WHAT YOU ARE ASKED TO DO
Provide the data again in its entirety, exactly as given.

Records
_ _ _ _

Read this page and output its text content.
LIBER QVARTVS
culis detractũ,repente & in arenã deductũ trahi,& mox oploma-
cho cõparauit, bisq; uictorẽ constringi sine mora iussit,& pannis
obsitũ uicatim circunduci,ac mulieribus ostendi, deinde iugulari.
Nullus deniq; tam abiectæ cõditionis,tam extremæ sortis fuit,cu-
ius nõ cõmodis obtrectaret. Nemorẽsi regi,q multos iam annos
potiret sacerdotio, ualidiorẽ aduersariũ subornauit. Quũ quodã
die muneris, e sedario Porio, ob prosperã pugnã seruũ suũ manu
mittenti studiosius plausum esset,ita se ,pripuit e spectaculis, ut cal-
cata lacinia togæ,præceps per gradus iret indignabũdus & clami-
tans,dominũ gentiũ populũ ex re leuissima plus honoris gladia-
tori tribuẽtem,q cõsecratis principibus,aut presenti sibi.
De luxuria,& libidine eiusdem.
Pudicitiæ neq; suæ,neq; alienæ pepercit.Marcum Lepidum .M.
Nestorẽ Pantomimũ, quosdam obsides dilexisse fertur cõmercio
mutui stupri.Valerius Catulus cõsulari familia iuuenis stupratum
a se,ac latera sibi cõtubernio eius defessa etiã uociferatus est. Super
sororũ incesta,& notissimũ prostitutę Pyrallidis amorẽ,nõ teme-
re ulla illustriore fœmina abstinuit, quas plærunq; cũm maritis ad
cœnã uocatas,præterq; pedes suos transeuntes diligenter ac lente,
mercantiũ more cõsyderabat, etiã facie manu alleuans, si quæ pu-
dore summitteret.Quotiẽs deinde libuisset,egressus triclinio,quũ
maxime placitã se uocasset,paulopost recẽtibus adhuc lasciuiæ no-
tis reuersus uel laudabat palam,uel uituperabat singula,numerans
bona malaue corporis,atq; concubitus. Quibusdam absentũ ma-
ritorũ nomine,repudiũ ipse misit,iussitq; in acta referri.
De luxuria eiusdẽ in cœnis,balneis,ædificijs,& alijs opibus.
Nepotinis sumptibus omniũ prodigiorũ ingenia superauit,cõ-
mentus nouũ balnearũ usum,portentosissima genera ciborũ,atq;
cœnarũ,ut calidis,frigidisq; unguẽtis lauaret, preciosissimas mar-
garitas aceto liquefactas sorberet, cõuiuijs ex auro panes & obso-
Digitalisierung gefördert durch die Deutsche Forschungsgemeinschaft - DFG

_ _ _ _

ANSWER TO THIS TASK
Read this page and output its text content.
LIBER QVARTVS
culis detractũ,repente & in arenã deductũ trahi,& mox oploma-
cho cõparauit, bisq; uictorẽ constringi sine mora iussit,& pannis
obsitũ uicatim circunduci,ac mulieribus ostendi, deinde iugulari.
Nullus deniq; tam abiectæ cõditionis,tam extremæ sortis fuit,cu-
ius nõ cõmodis obtrectaret. Nemorẽsi regi,q multos iam annos
potiret sacerdotio, ualidiorẽ aduersariũ subornauit. Quũ quodã
die muneris, e sedario Porio, ob prosperã pugnã seruũ suũ manu
mittenti studiosius plausum esset,ita se ,pripuit e spectaculis, ut cal-
cata lacinia togæ,præceps per gradus iret indignabũdus & clami-
tans,dominũ gentiũ populũ ex re leuissima plus honoris gladia-
tori tribuẽtem,q cõsecratis principibus,aut presenti sibi.
De luxuria,& libidine eiusdem.
Pudicitiæ neq; suæ,neq; alienæ pepercit.Marcum Lepidum .M.
Nestorẽ Pantomimũ, quosdam obsides dilexisse fertur cõmercio
mutui stupri.Valerius Catulus cõsulari familia iuuenis stupratum
a se,ac latera sibi cõtubernio eius defessa etiã uociferatus est. Super
sororũ incesta,& notissimũ prostitutę Pyrallidis amorẽ,nõ teme-
re ulla illustriore fœmina abstinuit, quas plærunq; cũm maritis ad
cœnã uocatas,præterq; pedes suos transeuntes diligenter ac lente,
mercantiũ more cõsyderabat, etiã facie manu alleuans, si quæ pu-
dore summitteret.Quotiẽs deinde libuisset,egressus triclinio,quũ
maxime placitã se uocasset,paulopost recẽtibus adhuc lasciuiæ no-
tis reuersus uel laudabat palam,uel uituperabat singula,numerans
bona malaue corporis,atq; concubitus. Quibusdam absentũ ma-
ritorũ nomine,repudiũ ipse misit,iussitq; in acta referri.
De luxuria eiusdẽ in cœnis,balneis,ædificijs,& alijs opibus.
Nepotinis sumptibus omniũ prodigiorũ ingenia superauit,cõ-
mentus nouũ balnearũ usum,portentosissima genera ciborũ,atq;
cœnarũ,ut calidis,frigidisq; unguẽtis lauaret, preciosissimas mar-
garitas aceto liquefactas sorberet, cõuiuijs ex auro panes & obso-
Digitalisierung gefördert durch die Deutsche Forschungsgemeinschaft - DFG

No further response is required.